> Exercise brief
Reproduce verbatim the portion of the passage on letting children direct their own learning, from "Maybe you’re brave" to "kindergarten at all.".

> Passage provided

My basic point is this: the more you can leave your kids alone to discover their own interests and learn what they want, how they want, the better.
Maybe you’re brave (some would say foolish, I say brave) enough to watch from a distance, giving them help only when asked. Maybe you teach just a few subjects and let them handle the rest. Or maybe your kids are in school, but this post gives you a new perspective on how much value you place on straight A’s and perfect attendance and making the teacher happy. Maybe you take a few non-school-sponsored field trips throughout the schoolyear or work on an art project at home together while the teacher’s assigned busywork sits undone.
Be radical.
Remember, they probably won’t go to kindergarten in diapers.
Heck, maybe they won’t go to kindergarten at all.
And, if you see my stepmom, tell her thank you.

> Information provided
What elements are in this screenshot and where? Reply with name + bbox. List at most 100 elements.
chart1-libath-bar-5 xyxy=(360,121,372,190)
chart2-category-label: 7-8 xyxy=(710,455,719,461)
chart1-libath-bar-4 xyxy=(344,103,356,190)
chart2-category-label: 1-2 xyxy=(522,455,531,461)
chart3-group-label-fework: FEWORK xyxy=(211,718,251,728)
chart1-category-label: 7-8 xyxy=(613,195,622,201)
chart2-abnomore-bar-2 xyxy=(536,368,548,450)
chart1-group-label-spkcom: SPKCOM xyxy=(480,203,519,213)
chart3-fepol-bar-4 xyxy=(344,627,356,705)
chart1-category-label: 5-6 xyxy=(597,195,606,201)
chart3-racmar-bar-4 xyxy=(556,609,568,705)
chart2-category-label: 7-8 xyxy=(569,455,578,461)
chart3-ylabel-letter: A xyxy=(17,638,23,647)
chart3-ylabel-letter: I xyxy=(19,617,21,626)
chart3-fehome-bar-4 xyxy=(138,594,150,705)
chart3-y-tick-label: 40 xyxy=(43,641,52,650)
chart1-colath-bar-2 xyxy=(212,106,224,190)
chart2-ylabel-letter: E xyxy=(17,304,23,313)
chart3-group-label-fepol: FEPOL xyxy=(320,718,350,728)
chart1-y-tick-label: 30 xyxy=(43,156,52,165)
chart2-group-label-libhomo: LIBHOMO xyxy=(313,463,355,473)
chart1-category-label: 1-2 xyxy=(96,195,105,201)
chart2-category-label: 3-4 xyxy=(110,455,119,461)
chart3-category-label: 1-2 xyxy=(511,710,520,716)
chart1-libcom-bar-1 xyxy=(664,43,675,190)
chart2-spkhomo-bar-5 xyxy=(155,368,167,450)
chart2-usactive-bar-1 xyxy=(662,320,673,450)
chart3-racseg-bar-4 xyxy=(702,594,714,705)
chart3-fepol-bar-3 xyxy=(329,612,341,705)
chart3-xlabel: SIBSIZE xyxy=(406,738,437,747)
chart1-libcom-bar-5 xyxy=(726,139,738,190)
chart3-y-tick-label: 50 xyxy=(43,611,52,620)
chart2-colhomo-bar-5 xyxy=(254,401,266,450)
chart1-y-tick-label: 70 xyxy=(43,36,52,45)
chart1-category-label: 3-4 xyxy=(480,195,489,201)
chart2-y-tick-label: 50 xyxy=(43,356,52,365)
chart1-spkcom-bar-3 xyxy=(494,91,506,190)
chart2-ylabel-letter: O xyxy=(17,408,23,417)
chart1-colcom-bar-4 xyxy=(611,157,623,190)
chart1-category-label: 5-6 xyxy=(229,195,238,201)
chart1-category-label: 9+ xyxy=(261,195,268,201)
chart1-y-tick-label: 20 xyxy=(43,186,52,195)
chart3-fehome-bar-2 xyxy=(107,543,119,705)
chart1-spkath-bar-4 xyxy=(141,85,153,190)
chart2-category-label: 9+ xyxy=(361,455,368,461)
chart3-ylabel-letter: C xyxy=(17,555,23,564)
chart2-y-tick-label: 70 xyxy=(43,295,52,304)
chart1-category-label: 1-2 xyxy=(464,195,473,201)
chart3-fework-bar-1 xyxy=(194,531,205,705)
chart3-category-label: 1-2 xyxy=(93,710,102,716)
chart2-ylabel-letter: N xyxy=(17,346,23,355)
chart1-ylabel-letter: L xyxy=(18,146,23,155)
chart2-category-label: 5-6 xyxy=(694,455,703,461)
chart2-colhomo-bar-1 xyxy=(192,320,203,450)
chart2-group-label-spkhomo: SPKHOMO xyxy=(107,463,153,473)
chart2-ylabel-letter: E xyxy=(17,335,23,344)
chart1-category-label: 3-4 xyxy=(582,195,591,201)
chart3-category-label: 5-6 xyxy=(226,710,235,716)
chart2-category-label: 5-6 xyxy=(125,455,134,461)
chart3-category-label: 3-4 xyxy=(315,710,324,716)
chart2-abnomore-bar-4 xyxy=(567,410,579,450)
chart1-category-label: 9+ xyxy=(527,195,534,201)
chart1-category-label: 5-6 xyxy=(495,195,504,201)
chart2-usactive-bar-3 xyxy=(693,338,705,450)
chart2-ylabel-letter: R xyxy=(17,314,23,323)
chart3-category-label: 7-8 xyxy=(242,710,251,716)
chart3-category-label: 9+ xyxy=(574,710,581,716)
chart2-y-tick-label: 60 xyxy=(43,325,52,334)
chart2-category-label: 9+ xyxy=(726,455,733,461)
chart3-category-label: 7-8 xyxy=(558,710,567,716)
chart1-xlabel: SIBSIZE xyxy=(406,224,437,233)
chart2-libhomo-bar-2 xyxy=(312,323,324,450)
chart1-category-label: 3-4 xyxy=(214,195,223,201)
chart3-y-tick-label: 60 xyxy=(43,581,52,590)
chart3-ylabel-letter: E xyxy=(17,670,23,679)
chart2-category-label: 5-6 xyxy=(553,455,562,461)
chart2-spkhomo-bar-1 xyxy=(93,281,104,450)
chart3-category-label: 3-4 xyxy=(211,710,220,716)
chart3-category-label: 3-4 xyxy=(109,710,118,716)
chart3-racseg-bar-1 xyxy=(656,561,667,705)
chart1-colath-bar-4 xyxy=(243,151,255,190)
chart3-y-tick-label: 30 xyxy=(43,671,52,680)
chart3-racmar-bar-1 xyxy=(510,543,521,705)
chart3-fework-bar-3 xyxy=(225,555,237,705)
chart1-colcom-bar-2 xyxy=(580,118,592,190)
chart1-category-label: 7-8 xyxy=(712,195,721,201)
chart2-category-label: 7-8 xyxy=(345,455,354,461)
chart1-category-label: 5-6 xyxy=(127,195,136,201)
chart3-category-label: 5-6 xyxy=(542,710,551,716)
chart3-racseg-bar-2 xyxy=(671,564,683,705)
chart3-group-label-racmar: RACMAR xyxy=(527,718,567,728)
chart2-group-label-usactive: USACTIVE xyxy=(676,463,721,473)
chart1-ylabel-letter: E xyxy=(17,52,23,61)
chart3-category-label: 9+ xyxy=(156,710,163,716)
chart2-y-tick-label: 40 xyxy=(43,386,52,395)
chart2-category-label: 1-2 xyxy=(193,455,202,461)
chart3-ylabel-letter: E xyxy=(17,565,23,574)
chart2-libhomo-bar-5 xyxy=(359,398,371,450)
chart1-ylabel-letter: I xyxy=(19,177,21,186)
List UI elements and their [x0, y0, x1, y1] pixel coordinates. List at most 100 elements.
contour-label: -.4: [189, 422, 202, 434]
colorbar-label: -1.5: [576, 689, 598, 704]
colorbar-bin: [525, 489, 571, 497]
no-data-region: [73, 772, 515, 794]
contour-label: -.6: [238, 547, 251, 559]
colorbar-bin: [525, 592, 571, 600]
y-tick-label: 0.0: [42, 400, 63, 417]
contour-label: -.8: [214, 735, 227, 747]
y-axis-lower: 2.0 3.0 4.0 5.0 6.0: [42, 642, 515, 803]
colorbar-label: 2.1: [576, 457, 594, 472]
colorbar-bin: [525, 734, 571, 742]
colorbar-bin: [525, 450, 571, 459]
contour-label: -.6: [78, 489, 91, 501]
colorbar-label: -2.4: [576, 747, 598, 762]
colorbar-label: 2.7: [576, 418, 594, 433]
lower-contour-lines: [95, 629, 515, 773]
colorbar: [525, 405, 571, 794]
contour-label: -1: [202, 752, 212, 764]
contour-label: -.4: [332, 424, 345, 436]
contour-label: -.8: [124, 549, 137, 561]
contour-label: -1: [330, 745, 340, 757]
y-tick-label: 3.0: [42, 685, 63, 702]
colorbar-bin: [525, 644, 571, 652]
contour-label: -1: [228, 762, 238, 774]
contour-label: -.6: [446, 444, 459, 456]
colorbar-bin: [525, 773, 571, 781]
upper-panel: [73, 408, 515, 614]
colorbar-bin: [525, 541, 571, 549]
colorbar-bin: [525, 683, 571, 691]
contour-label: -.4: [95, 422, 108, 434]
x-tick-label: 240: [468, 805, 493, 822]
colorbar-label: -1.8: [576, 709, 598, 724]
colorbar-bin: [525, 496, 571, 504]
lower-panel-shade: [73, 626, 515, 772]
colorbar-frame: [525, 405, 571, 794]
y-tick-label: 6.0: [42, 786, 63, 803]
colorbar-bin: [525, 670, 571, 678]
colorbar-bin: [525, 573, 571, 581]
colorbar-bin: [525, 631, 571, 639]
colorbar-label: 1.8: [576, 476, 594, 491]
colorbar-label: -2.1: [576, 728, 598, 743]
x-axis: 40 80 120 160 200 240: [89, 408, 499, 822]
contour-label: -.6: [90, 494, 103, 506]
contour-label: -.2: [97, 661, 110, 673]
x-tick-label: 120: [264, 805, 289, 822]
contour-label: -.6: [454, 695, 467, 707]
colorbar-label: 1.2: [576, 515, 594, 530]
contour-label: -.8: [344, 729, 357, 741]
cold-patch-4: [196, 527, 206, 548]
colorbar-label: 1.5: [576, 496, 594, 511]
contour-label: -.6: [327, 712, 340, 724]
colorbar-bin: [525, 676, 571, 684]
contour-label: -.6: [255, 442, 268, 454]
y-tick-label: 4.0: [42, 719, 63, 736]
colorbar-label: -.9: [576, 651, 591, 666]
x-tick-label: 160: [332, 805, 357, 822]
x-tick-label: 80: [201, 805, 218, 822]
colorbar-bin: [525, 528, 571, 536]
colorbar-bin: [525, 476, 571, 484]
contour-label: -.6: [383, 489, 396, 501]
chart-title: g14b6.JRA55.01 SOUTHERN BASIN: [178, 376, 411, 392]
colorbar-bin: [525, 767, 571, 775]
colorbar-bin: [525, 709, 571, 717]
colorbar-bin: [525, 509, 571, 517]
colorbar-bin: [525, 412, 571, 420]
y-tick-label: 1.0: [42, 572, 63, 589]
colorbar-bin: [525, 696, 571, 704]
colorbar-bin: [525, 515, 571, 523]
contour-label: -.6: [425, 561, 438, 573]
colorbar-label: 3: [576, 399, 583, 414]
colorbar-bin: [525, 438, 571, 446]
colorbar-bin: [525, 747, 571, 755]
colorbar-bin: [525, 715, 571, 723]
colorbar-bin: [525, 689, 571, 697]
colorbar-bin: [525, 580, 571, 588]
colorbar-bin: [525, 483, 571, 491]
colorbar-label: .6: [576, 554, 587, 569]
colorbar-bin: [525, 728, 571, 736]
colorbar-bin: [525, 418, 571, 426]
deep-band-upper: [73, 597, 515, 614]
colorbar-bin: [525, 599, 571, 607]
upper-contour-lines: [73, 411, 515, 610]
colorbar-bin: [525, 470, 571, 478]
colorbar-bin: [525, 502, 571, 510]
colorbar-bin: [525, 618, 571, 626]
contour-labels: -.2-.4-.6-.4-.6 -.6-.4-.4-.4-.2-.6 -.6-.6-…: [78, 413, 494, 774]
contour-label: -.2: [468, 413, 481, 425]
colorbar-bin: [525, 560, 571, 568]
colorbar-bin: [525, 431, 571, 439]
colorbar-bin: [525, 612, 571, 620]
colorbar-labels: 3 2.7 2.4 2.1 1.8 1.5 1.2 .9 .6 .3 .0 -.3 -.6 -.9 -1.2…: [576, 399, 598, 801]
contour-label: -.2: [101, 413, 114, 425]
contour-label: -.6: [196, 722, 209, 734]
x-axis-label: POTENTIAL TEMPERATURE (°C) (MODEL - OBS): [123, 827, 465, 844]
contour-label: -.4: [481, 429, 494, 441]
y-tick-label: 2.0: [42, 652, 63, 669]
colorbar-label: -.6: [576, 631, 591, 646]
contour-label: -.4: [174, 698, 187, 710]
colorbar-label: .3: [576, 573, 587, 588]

> Task answer
Maybe you’re brave (some would say foolish, I say brave) enough to watch from a distance, giving them help only when asked. Maybe you teach just a few subjects and let them handle the rest. Or maybe your kids are in school, but this post gives you a new perspective on how much value you place on straight A’s and perfect attendance and making the teacher happy. Maybe you take a few non-school-sponsored field trips throughout the schoolyear or work on an art project at home together while the teacher’s assigned busywork sits undone.
Be radical.
Remember, they probably won’t go to kindergarten in diapers.
Heck, maybe they won’t go to kindergarten at all.